#### [BRIEF]
Below are some records; retype all of them exactly.

#### [MATERIAL PROVIDED]
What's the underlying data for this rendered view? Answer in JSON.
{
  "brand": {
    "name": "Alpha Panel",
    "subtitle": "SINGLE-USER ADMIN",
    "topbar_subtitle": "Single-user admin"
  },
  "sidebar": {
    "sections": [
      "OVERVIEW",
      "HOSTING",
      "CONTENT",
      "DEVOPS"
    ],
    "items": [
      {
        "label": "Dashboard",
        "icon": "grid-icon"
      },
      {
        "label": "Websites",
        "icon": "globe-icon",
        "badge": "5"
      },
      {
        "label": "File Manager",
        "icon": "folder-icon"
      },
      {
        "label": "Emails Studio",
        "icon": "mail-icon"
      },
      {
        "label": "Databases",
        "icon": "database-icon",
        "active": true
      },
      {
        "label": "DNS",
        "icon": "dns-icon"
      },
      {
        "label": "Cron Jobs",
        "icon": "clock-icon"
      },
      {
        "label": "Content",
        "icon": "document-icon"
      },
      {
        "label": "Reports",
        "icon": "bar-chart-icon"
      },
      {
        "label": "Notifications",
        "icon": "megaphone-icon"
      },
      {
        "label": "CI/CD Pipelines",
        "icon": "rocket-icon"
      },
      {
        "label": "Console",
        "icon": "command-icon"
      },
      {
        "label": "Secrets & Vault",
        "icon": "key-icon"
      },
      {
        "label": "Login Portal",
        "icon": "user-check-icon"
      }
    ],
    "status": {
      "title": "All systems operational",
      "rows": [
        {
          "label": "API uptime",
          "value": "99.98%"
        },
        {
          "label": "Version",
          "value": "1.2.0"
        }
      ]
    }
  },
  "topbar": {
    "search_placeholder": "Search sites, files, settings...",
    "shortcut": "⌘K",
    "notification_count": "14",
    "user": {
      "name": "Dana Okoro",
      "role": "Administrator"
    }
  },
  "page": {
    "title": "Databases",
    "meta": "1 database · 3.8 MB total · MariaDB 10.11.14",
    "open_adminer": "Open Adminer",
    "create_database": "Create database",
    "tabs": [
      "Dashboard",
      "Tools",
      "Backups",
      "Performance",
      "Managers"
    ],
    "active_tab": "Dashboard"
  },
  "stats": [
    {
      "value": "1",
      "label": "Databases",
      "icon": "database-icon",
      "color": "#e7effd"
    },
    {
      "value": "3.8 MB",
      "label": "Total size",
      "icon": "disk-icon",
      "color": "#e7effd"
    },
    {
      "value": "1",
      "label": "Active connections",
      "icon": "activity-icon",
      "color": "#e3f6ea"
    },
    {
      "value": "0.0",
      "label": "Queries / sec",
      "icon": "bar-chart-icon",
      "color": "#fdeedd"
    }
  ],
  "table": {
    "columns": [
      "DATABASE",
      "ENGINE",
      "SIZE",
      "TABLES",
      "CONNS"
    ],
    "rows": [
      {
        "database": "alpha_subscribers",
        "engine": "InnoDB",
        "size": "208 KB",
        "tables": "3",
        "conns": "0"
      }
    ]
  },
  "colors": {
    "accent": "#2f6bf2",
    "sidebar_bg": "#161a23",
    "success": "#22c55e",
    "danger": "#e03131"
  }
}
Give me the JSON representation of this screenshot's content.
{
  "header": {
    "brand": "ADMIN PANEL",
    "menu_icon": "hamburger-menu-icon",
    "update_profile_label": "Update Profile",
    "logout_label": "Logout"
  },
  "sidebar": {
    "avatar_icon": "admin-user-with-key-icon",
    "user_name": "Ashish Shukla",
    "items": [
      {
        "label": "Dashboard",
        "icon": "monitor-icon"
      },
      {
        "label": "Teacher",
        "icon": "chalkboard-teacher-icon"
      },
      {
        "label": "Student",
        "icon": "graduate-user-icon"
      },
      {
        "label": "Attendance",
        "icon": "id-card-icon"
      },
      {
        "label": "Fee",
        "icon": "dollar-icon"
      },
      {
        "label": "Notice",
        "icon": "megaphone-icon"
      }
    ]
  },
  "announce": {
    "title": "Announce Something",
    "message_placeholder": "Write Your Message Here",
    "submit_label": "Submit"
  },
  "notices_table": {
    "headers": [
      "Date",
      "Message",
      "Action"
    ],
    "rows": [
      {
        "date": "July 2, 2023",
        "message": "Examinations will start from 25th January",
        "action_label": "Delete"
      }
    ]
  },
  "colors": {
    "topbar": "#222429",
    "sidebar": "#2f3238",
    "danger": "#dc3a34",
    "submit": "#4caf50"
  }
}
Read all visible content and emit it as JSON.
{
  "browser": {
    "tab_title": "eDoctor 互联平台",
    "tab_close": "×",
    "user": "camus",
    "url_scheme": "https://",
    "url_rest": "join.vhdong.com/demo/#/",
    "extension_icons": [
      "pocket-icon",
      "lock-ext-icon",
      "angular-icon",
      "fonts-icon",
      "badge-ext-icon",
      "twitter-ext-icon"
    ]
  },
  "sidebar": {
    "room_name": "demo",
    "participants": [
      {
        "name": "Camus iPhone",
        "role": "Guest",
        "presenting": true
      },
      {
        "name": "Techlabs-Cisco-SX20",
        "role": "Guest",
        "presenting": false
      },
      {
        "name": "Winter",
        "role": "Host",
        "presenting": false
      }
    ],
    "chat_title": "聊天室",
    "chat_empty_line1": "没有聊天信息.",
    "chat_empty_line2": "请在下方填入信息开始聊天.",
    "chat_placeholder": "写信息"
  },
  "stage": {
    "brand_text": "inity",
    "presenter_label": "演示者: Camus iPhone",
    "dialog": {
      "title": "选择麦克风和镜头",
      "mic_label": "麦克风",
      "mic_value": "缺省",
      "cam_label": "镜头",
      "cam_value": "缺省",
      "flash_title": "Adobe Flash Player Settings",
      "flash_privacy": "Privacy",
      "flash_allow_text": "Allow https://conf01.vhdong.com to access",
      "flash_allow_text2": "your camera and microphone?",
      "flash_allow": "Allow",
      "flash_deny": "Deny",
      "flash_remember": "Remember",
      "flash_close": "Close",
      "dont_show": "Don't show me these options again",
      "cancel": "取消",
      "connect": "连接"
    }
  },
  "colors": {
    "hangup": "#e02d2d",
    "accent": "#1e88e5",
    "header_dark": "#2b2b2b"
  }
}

#### [ANSWER TO THIS EXERCISE]
What's the underlying data for this rendered view? Answer in JSON.
{
  "brand": {
    "name": "Alpha Panel",
    "subtitle": "SINGLE-USER ADMIN",
    "topbar_subtitle": "Single-user admin"
  },
  "sidebar": {
    "sections": [
      "OVERVIEW",
      "HOSTING",
      "CONTENT",
      "DEVOPS"
    ],
    "items": [
      {
        "label": "Dashboard",
        "icon": "grid-icon"
      },
      {
        "label": "Websites",
        "icon": "globe-icon",
        "badge": "5"
      },
      {
        "label": "File Manager",
        "icon": "folder-icon"
      },
      {
        "label": "Emails Studio",
        "icon": "mail-icon"
      },
      {
        "label": "Databases",
        "icon": "database-icon",
        "active": true
      },
      {
        "label": "DNS",
        "icon": "dns-icon"
      },
      {
        "label": "Cron Jobs",
        "icon": "clock-icon"
      },
      {
        "label": "Content",
        "icon": "document-icon"
      },
      {
        "label": "Reports",
        "icon": "bar-chart-icon"
      },
      {
        "label": "Notifications",
        "icon": "megaphone-icon"
      },
      {
        "label": "CI/CD Pipelines",
        "icon": "rocket-icon"
      },
      {
        "label": "Console",
        "icon": "command-icon"
      },
      {
        "label": "Secrets & Vault",
        "icon": "key-icon"
      },
      {
        "label": "Login Portal",
        "icon": "user-check-icon"
      }
    ],
    "status": {
      "title": "All systems operational",
      "rows": [
        {
          "label": "API uptime",
          "value": "99.98%"
        },
        {
          "label": "Version",
          "value": "1.2.0"
        }
      ]
    }
  },
  "topbar": {
    "search_placeholder": "Search sites, files, settings...",
    "shortcut": "⌘K",
    "notification_count": "14",
    "user": {
      "name": "Dana Okoro",
      "role": "Administrator"
    }
  },
  "page": {
    "title": "Databases",
    "meta": "1 database · 3.8 MB total · MariaDB 10.11.14",
    "open_adminer": "Open Adminer",
    "create_database": "Create database",
    "tabs": [
      "Dashboard",
      "Tools",
      "Backups",
      "Performance",
      "Managers"
    ],
    "active_tab": "Dashboard"
  },
  "stats": [
    {
      "value": "1",
      "label": "Databases",
      "icon": "database-icon",
      "color": "#e7effd"
    },
    {
      "value": "3.8 MB",
      "label": "Total size",
      "icon": "disk-icon",
      "color": "#e7effd"
    },
    {
      "value": "1",
      "label": "Active connections",
      "icon": "activity-icon",
      "color": "#e3f6ea"
    },
    {
      "value": "0.0",
      "label": "Queries / sec",
      "icon": "bar-chart-icon",
      "color": "#fdeedd"
    }
  ],
  "table": {
    "columns": [
      "DATABASE",
      "ENGINE",
      "SIZE",
      "TABLES",
      "CONNS"
    ],
    "rows": [
      {
        "database": "alpha_subscribers",
        "engine": "InnoDB",
        "size": "208 KB",
        "tables": "3",
        "conns": "0"
      }
    ]
  },
  "colors": {
    "accent": "#2f6bf2",
    "sidebar_bg": "#161a23",
    "success": "#22c55e",
    "danger": "#e03131"
  }
}
Give me the JSON representation of this screenshot's content.
{
  "header": {
    "brand": "ADMIN PANEL",
    "menu_icon": "hamburger-menu-icon",
    "update_profile_label": "Update Profile",
    "logout_label": "Logout"
  },
  "sidebar": {
    "avatar_icon": "admin-user-with-key-icon",
    "user_name": "Ashish Shukla",
    "items": [
      {
        "label": "Dashboard",
        "icon": "monitor-icon"
      },
      {
        "label": "Teacher",
        "icon": "chalkboard-teacher-icon"
      },
      {
        "label": "Student",
        "icon": "graduate-user-icon"
      },
      {
        "label": "Attendance",
        "icon": "id-card-icon"
      },
      {
        "label": "Fee",
        "icon": "dollar-icon"
      },
      {
        "label": "Notice",
        "icon": "megaphone-icon"
      }
    ]
  },
  "announce": {
    "title": "Announce Something",
    "message_placeholder": "Write Your Message Here",
    "submit_label": "Submit"
  },
  "notices_table": {
    "headers": [
      "Date",
      "Message",
      "Action"
    ],
    "rows": [
      {
        "date": "July 2, 2023",
        "message": "Examinations will start from 25th January",
        "action_label": "Delete"
      }
    ]
  },
  "colors": {
    "topbar": "#222429",
    "sidebar": "#2f3238",
    "danger": "#dc3a34",
    "submit": "#4caf50"
  }
}
Read all visible content and emit it as JSON.
{
  "browser": {
    "tab_title": "eDoctor 互联平台",
    "tab_close": "×",
    "user": "camus",
    "url_scheme": "https://",
    "url_rest": "join.vhdong.com/demo/#/",
    "extension_icons": [
      "pocket-icon",
      "lock-ext-icon",
      "angular-icon",
      "fonts-icon",
      "badge-ext-icon",
      "twitter-ext-icon"
    ]
  },
  "sidebar": {
    "room_name": "demo",
    "participants": [
      {
        "name": "Camus iPhone",
        "role": "Guest",
        "presenting": true
      },
      {
        "name": "Techlabs-Cisco-SX20",
        "role": "Guest",
        "presenting": false
      },
      {
        "name": "Winter",
        "role": "Host",
        "presenting": false
      }
    ],
    "chat_title": "聊天室",
    "chat_empty_line1": "没有聊天信息.",
    "chat_empty_line2": "请在下方填入信息开始聊天.",
    "chat_placeholder": "写信息"
  },
  "stage": {
    "brand_text": "inity",
    "presenter_label": "演示者: Camus iPhone",
    "dialog": {
      "title": "选择麦克风和镜头",
      "mic_label": "麦克风",
      "mic_value": "缺省",
      "cam_label": "镜头",
      "cam_value": "缺省",
      "flash_title": "Adobe Flash Player Settings",
      "flash_privacy": "Privacy",
      "flash_allow_text": "Allow https://conf01.vhdong.com to access",
      "flash_allow_text2": "your camera and microphone?",
      "flash_allow": "Allow",
      "flash_deny": "Deny",
      "flash_remember": "Remember",
      "flash_close": "Close",
      "dont_show": "Don't show me these options again",
      "cancel": "取消",
      "connect": "连接"
    }
  },
  "colors": {
    "hangup": "#e02d2d",
    "accent": "#1e88e5",
    "header_dark": "#2b2b2b"
  }
}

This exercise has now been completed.